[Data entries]
------------------------------------
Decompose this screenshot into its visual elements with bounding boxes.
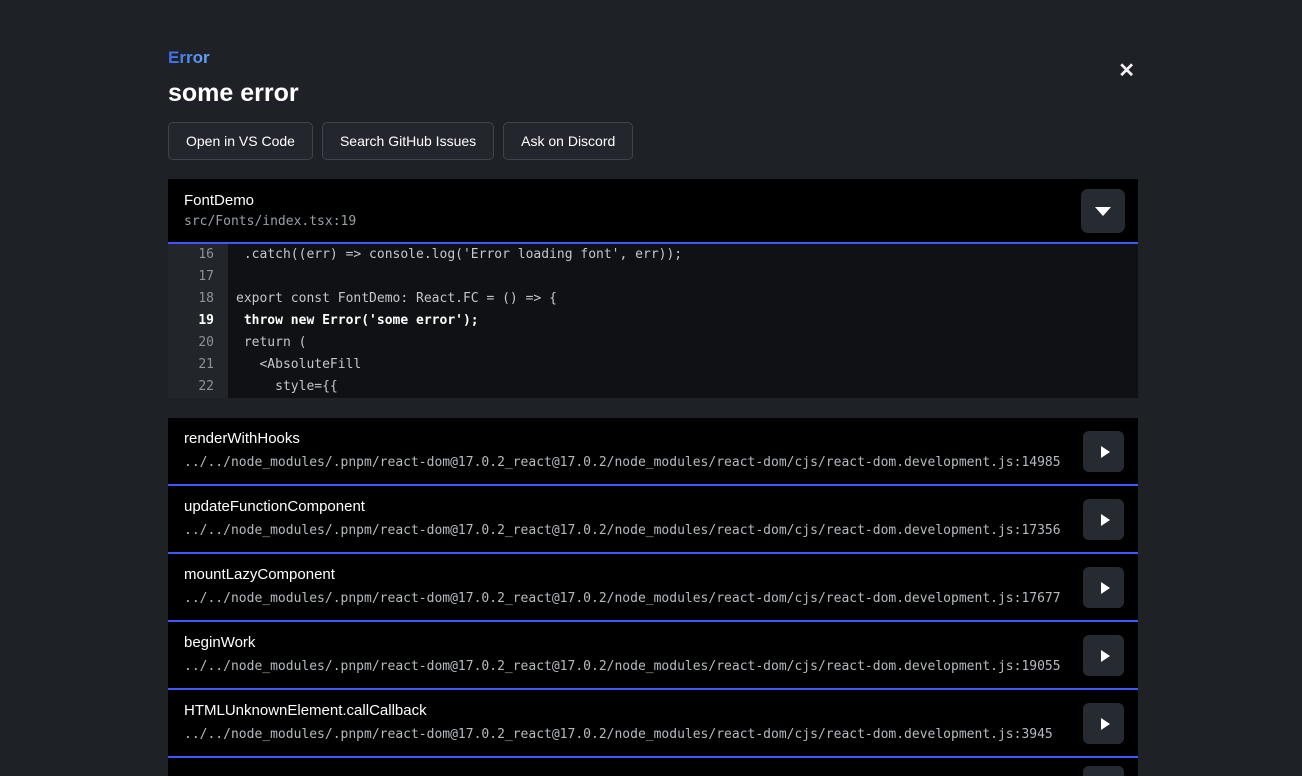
function-name: beginWork [184, 634, 1122, 652]
stack-frame-row: beginWork ../../node_modules/.pnpm/react… [168, 622, 1138, 690]
stack-frame-row: mountLazyComponent ../../node_modules/.p… [168, 554, 1138, 622]
error-message: some error [168, 79, 1140, 107]
code-line: 17 [168, 266, 1138, 288]
open-frame-button[interactable] [1083, 567, 1124, 608]
code-text: return ( [228, 332, 1138, 354]
code-line: 19 throw new Error('some error'); [168, 310, 1138, 332]
line-number: 16 [168, 244, 228, 266]
open-frame-button[interactable] [1083, 431, 1124, 472]
code-line: 20 return ( [168, 332, 1138, 354]
code-frame: FontDemo src/Fonts/index.tsx:19 16 .catc… [168, 179, 1138, 398]
play-icon [1101, 582, 1110, 594]
function-name: renderWithHooks [184, 430, 1122, 448]
stack-frame-row: updateFunctionComponent ../../node_modul… [168, 486, 1138, 554]
code-text [228, 266, 1138, 288]
ask-on-discord-button[interactable]: Ask on Discord [503, 122, 633, 160]
code-line: 21 <AbsoluteFill [168, 354, 1138, 376]
file-location: src/Fonts/index.tsx:19 [184, 214, 1122, 230]
play-icon [1101, 514, 1110, 526]
source-path: ../../node_modules/.pnpm/react-dom@17.0.… [184, 727, 1122, 742]
line-number: 19 [168, 310, 228, 332]
function-name: HTMLUnknownElement.callCallback [184, 702, 1122, 720]
play-icon [1101, 446, 1110, 458]
search-github-issues-button[interactable]: Search GitHub Issues [322, 122, 494, 160]
code-line: 18 export const FontDemo: React.FC = () … [168, 288, 1138, 310]
line-number: 20 [168, 332, 228, 354]
line-number: 17 [168, 266, 228, 288]
code-snippet: 16 .catch((err) => console.log('Error lo… [168, 244, 1138, 398]
stack-frame-row: HTMLUnknownElement.callCallback ../../no… [168, 690, 1138, 758]
action-buttons: Open in VS Code Search GitHub Issues Ask… [168, 122, 1140, 160]
source-path: ../../node_modules/.pnpm/react-dom@17.0.… [184, 591, 1122, 606]
code-text: <AbsoluteFill [228, 354, 1138, 376]
error-overlay: ✕ Error some error Open in VS Code Searc… [0, 0, 1302, 776]
stack-trace-list: renderWithHooks ../../node_modules/.pnpm… [168, 418, 1138, 776]
code-text: export const FontDemo: React.FC = () => … [228, 288, 1138, 310]
code-text: style={{ [228, 376, 1138, 398]
function-name: mountLazyComponent [184, 566, 1122, 584]
line-number: 22 [168, 376, 228, 398]
collapse-stack-button[interactable] [1081, 189, 1125, 233]
open-frame-button[interactable] [1083, 499, 1124, 540]
source-path: ../../node_modules/.pnpm/react-dom@17.0.… [184, 455, 1122, 470]
code-line: 16 .catch((err) => console.log('Error lo… [168, 244, 1138, 266]
error-type-label: Error [168, 48, 210, 68]
function-name: updateFunctionComponent [184, 498, 1122, 516]
caret-down-icon [1095, 207, 1111, 216]
code-text: throw new Error('some error'); [228, 310, 1138, 332]
line-number: 18 [168, 288, 228, 310]
source-path: ../../node_modules/.pnpm/react-dom@17.0.… [184, 659, 1122, 674]
open-frame-button[interactable] [1083, 703, 1124, 744]
line-number: 21 [168, 354, 228, 376]
source-path: ../../node_modules/.pnpm/react-dom@17.0.… [184, 523, 1122, 538]
play-icon [1101, 718, 1110, 730]
code-frame-header[interactable]: FontDemo src/Fonts/index.tsx:19 [168, 179, 1138, 242]
open-in-vs-code-button[interactable]: Open in VS Code [168, 122, 313, 160]
stack-frame-row: renderWithHooks ../../node_modules/.pnpm… [168, 418, 1138, 486]
open-frame-button[interactable] [1083, 635, 1124, 676]
component-name: FontDemo [184, 192, 1122, 210]
open-frame-button[interactable] [1083, 766, 1124, 776]
code-text: .catch((err) => console.log('Error loadi… [228, 244, 1138, 266]
error-content: Error some error Open in VS Code Search … [168, 0, 1140, 776]
play-icon [1101, 650, 1110, 662]
stack-frame-row-partial [168, 758, 1138, 776]
code-line: 22 style={{ [168, 376, 1138, 398]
------------------------------------
→ EXERCISE BRIEF
Transcribe the rows above word for word, leaving out the pictures.

→ RESPONSE TO THIS EXERCISE
Decompose this screenshot into its visual elements with bounding boxes.
function-name: beginWork [184, 634, 1122, 652]
stack-frame-row: beginWork ../../node_modules/.pnpm/react… [168, 622, 1138, 690]
stack-frame-row: mountLazyComponent ../../node_modules/.p… [168, 554, 1138, 622]
error-message: some error [168, 79, 1140, 107]
code-line: 17 [168, 266, 1138, 288]
open-frame-button[interactable] [1083, 567, 1124, 608]
code-text: return ( [228, 332, 1138, 354]
code-line: 19 throw new Error('some error'); [168, 310, 1138, 332]
line-number: 16 [168, 244, 228, 266]
open-frame-button[interactable] [1083, 431, 1124, 472]
code-line: 20 return ( [168, 332, 1138, 354]
code-frame: FontDemo src/Fonts/index.tsx:19 16 .catc… [168, 179, 1138, 398]
play-icon [1101, 582, 1110, 594]
function-name: renderWithHooks [184, 430, 1122, 448]
stack-frame-row: updateFunctionComponent ../../node_modul… [168, 486, 1138, 554]
code-text [228, 266, 1138, 288]
ask-on-discord-button[interactable]: Ask on Discord [503, 122, 633, 160]
code-line: 21 <AbsoluteFill [168, 354, 1138, 376]
file-location: src/Fonts/index.tsx:19 [184, 214, 1122, 230]
play-icon [1101, 514, 1110, 526]
source-path: ../../node_modules/.pnpm/react-dom@17.0.… [184, 727, 1122, 742]
line-number: 19 [168, 310, 228, 332]
function-name: HTMLUnknownElement.callCallback [184, 702, 1122, 720]
play-icon [1101, 446, 1110, 458]
search-github-issues-button[interactable]: Search GitHub Issues [322, 122, 494, 160]
code-line: 18 export const FontDemo: React.FC = () … [168, 288, 1138, 310]
line-number: 20 [168, 332, 228, 354]
line-number: 17 [168, 266, 228, 288]
code-snippet: 16 .catch((err) => console.log('Error lo… [168, 244, 1138, 398]
stack-frame-row: HTMLUnknownElement.callCallback ../../no… [168, 690, 1138, 758]
action-buttons: Open in VS Code Search GitHub Issues Ask… [168, 122, 1140, 160]
source-path: ../../node_modules/.pnpm/react-dom@17.0.… [184, 591, 1122, 606]
code-text: <AbsoluteFill [228, 354, 1138, 376]
error-overlay: ✕ Error some error Open in VS Code Searc… [0, 0, 1302, 776]
stack-trace-list: renderWithHooks ../../node_modules/.pnpm… [168, 418, 1138, 776]
code-text: export const FontDemo: React.FC = () => … [228, 288, 1138, 310]
code-text: style={{ [228, 376, 1138, 398]
function-name: mountLazyComponent [184, 566, 1122, 584]
line-number: 22 [168, 376, 228, 398]
collapse-stack-button[interactable] [1081, 189, 1125, 233]
open-frame-button[interactable] [1083, 499, 1124, 540]
source-path: ../../node_modules/.pnpm/react-dom@17.0.… [184, 455, 1122, 470]
code-line: 16 .catch((err) => console.log('Error lo… [168, 244, 1138, 266]
error-type-label: Error [168, 48, 210, 68]
function-name: updateFunctionComponent [184, 498, 1122, 516]
caret-down-icon [1095, 207, 1111, 216]
code-text: throw new Error('some error'); [228, 310, 1138, 332]
line-number: 18 [168, 288, 228, 310]
source-path: ../../node_modules/.pnpm/react-dom@17.0.… [184, 659, 1122, 674]
open-frame-button[interactable] [1083, 703, 1124, 744]
line-number: 21 [168, 354, 228, 376]
source-path: ../../node_modules/.pnpm/react-dom@17.0.… [184, 523, 1122, 538]
play-icon [1101, 718, 1110, 730]
code-frame-header[interactable]: FontDemo src/Fonts/index.tsx:19 [168, 179, 1138, 242]
open-in-vs-code-button[interactable]: Open in VS Code [168, 122, 313, 160]
stack-frame-row: renderWithHooks ../../node_modules/.pnpm… [168, 418, 1138, 486]
open-frame-button[interactable] [1083, 635, 1124, 676]
component-name: FontDemo [184, 192, 1122, 210]
open-frame-button[interactable] [1083, 766, 1124, 776]
code-text: .catch((err) => console.log('Error loadi… [228, 244, 1138, 266]
error-content: Error some error Open in VS Code Search … [168, 0, 1140, 776]
play-icon [1101, 650, 1110, 662]
stack-frame-row-partial [168, 758, 1138, 776]
code-line: 22 style={{ [168, 376, 1138, 398]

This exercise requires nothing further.